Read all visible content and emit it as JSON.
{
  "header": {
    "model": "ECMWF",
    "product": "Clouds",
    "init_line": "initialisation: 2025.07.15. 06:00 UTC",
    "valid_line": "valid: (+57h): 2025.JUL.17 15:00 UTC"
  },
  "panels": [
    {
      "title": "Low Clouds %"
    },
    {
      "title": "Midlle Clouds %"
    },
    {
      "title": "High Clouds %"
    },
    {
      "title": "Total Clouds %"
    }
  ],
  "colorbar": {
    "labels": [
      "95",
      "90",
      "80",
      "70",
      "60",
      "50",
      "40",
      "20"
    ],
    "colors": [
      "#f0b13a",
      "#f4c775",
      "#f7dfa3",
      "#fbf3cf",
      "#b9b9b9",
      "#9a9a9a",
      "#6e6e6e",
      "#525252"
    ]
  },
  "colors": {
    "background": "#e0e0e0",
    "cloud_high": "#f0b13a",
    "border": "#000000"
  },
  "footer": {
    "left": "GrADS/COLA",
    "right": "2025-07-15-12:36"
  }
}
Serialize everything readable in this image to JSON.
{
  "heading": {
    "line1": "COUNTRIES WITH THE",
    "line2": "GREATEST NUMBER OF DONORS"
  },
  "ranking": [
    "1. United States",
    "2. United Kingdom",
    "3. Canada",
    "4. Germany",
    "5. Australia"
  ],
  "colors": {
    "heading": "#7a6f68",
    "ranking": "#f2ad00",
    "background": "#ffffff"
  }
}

......

Transcribe exactly, and only, the lines from the one bearing "Serialize everything readable" through the last line of the entries, counting both.

Answer to this exercise ::
Serialize everything readable in this image to JSON.
{
  "heading": {
    "line1": "COUNTRIES WITH THE",
    "line2": "GREATEST NUMBER OF DONORS"
  },
  "ranking": [
    "1. United States",
    "2. United Kingdom",
    "3. Canada",
    "4. Germany",
    "5. Australia"
  ],
  "colors": {
    "heading": "#7a6f68",
    "ranking": "#f2ad00",
    "background": "#ffffff"
  }
}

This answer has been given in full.